=== Exercise details ===
Find all lines in the records that include the word "structure", and copy them out.

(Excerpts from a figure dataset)

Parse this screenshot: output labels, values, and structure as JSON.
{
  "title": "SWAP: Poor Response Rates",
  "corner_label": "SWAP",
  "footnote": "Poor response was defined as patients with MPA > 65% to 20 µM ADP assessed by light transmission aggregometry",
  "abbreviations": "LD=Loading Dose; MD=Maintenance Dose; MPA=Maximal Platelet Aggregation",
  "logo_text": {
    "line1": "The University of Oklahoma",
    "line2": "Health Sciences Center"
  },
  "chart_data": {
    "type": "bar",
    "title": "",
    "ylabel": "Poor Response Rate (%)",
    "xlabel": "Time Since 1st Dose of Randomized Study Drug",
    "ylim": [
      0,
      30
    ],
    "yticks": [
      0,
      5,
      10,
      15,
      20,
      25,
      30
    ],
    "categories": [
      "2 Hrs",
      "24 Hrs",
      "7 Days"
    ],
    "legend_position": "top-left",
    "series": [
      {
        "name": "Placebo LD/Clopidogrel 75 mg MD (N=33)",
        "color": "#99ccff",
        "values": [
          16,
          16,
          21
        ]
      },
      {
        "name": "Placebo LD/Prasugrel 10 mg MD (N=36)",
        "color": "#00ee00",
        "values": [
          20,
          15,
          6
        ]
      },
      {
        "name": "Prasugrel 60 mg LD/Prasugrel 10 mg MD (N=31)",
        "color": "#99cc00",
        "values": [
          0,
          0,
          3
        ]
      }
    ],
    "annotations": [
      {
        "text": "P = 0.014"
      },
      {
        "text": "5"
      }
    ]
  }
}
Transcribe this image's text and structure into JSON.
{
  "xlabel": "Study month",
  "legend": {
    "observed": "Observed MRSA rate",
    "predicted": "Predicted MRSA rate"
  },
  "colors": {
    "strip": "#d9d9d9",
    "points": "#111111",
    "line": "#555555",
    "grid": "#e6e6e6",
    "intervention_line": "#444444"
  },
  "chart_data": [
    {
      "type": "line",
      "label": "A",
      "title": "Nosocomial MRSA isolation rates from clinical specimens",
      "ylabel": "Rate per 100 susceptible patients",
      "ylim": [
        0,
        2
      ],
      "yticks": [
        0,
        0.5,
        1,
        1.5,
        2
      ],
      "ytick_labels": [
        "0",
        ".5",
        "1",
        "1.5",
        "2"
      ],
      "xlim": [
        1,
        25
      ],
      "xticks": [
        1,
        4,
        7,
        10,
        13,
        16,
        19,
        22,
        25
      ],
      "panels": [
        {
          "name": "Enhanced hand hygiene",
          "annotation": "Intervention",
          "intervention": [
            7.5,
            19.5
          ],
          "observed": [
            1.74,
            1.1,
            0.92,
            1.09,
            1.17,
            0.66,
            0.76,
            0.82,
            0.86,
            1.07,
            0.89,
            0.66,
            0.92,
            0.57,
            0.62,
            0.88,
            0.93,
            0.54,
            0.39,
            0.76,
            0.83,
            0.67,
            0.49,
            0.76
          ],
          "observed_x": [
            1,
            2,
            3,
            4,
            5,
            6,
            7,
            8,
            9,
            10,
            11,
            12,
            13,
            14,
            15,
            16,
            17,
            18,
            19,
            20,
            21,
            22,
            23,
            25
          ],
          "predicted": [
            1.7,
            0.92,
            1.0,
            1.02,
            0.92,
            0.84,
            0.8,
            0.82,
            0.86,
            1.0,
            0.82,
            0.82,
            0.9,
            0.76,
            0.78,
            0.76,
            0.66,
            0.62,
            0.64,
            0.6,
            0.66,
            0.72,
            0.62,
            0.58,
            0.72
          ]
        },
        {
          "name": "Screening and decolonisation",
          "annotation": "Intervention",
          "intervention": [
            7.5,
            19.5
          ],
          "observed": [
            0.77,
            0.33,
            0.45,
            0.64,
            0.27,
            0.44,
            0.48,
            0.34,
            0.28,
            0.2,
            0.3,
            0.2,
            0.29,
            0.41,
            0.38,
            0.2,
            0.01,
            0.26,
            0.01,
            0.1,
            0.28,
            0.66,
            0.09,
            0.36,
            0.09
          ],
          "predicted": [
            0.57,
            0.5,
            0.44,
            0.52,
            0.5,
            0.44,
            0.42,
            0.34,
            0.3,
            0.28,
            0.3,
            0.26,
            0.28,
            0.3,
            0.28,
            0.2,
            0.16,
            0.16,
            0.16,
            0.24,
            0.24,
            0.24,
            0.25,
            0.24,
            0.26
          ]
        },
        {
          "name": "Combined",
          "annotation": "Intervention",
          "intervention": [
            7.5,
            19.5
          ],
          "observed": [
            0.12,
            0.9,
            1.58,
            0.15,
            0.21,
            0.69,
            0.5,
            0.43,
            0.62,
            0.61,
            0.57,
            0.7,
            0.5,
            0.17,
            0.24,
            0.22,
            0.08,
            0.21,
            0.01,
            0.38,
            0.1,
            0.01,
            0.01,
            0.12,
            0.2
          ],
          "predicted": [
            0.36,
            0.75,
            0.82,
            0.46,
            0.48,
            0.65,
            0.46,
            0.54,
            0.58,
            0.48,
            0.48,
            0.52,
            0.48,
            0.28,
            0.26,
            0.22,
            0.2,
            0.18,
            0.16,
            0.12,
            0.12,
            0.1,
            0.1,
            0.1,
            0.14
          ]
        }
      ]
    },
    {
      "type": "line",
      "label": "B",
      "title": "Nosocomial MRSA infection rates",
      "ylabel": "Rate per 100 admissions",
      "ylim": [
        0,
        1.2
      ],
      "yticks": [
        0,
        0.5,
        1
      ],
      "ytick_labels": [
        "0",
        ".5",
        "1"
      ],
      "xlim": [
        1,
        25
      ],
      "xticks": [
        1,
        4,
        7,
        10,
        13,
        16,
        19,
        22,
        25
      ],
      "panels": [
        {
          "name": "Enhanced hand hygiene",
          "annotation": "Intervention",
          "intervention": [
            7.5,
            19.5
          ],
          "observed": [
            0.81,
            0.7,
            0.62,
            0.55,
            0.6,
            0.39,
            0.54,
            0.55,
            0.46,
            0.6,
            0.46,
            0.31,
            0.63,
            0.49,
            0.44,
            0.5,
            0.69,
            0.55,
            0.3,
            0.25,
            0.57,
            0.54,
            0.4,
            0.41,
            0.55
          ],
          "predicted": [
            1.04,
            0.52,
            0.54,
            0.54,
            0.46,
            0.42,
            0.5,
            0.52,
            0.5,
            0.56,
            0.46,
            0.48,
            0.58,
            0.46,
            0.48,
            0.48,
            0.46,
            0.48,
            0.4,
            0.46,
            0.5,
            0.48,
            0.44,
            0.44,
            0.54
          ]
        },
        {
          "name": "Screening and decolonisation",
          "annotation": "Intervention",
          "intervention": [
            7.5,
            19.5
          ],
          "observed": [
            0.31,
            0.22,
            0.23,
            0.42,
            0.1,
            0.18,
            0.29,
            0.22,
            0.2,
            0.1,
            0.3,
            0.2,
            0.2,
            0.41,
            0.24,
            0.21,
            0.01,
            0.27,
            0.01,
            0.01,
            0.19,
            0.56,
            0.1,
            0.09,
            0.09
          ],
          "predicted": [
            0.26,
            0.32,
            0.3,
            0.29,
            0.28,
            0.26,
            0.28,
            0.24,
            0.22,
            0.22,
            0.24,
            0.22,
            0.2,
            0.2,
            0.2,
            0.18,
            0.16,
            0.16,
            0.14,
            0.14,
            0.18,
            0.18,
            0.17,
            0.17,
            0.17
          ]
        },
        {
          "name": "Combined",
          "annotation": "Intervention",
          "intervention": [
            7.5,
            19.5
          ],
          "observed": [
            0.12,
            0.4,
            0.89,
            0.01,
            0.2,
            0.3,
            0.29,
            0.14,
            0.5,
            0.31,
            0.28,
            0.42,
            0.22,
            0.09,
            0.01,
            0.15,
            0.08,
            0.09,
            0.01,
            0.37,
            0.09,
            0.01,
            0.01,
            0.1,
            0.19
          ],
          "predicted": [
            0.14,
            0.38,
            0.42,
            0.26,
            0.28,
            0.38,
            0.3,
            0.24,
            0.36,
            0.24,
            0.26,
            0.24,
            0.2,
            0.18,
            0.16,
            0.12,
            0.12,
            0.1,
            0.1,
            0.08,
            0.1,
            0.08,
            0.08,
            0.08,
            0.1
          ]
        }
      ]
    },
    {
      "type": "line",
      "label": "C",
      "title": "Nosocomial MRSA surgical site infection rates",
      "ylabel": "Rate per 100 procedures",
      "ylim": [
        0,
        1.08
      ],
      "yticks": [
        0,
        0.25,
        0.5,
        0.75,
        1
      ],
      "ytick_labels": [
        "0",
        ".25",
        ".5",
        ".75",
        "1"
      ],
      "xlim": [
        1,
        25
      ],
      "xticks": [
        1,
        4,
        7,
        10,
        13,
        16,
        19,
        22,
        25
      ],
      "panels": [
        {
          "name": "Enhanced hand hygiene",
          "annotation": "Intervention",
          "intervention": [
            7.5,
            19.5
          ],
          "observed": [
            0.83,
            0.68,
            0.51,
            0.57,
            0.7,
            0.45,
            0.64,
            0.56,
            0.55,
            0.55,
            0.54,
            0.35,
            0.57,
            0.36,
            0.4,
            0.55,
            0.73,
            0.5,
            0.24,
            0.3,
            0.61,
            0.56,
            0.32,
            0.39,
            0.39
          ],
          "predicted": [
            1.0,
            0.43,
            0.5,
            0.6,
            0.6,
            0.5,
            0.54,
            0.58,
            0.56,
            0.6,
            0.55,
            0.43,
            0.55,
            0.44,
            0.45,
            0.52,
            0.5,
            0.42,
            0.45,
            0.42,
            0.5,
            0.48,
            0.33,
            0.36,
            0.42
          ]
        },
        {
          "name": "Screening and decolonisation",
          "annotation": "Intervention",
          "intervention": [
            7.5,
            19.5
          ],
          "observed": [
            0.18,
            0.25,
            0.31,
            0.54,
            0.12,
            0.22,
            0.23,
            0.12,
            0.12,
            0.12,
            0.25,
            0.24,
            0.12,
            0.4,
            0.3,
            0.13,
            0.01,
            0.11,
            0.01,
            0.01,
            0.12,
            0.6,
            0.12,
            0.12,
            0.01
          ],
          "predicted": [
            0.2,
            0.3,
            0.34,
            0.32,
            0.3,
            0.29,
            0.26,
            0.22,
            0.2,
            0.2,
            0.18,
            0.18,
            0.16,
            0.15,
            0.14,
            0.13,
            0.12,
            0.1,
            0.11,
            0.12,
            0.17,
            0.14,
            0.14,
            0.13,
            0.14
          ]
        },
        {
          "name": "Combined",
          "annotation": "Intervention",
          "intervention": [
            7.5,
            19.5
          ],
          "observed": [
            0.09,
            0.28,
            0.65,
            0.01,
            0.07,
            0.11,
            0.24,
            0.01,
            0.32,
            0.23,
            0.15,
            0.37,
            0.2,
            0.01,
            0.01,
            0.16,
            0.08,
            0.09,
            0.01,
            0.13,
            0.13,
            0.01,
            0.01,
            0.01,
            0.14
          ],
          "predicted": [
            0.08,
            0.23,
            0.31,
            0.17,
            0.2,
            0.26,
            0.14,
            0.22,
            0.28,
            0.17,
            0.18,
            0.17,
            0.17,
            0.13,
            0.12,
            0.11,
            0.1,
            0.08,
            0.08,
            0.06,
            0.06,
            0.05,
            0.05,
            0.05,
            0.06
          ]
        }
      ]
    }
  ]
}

=== Answer box ===
Parse this screenshot: output labels, values, and structure as JSON.
Transcribe this image's text and structure into JSON.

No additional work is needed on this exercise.